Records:

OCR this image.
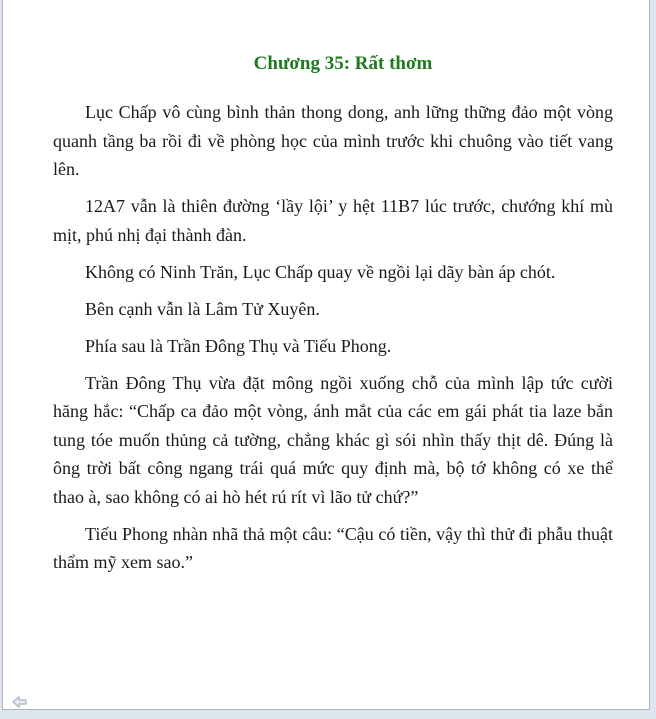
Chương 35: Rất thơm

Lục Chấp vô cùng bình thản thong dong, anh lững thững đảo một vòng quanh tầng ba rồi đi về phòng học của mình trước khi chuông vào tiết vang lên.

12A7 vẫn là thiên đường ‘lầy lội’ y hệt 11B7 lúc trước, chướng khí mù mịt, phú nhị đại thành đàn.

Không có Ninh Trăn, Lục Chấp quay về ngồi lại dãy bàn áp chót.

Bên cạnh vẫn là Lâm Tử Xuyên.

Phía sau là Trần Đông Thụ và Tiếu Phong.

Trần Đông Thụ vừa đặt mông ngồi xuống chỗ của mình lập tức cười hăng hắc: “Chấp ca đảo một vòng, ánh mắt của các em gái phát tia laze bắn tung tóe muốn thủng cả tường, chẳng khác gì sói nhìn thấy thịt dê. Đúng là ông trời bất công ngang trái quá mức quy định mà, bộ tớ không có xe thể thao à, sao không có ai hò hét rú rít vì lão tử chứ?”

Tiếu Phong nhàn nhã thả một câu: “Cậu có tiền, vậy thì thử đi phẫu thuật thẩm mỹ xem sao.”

**Task directions**
Go through the data above and transcribe it in full, omitting any image.

**Exercise answer**
OCR this image.
Chương 35: Rất thơm

Lục Chấp vô cùng bình thản thong dong, anh lững thững đảo một vòng quanh tầng ba rồi đi về phòng học của mình trước khi chuông vào tiết vang lên.

12A7 vẫn là thiên đường ‘lầy lội’ y hệt 11B7 lúc trước, chướng khí mù mịt, phú nhị đại thành đàn.

Không có Ninh Trăn, Lục Chấp quay về ngồi lại dãy bàn áp chót.

Bên cạnh vẫn là Lâm Tử Xuyên.

Phía sau là Trần Đông Thụ và Tiếu Phong.

Trần Đông Thụ vừa đặt mông ngồi xuống chỗ của mình lập tức cười hăng hắc: “Chấp ca đảo một vòng, ánh mắt của các em gái phát tia laze bắn tung tóe muốn thủng cả tường, chẳng khác gì sói nhìn thấy thịt dê. Đúng là ông trời bất công ngang trái quá mức quy định mà, bộ tớ không có xe thể thao à, sao không có ai hò hét rú rít vì lão tử chứ?”

Tiếu Phong nhàn nhã thả một câu: “Cậu có tiền, vậy thì thử đi phẫu thuật thẩm mỹ xem sao.”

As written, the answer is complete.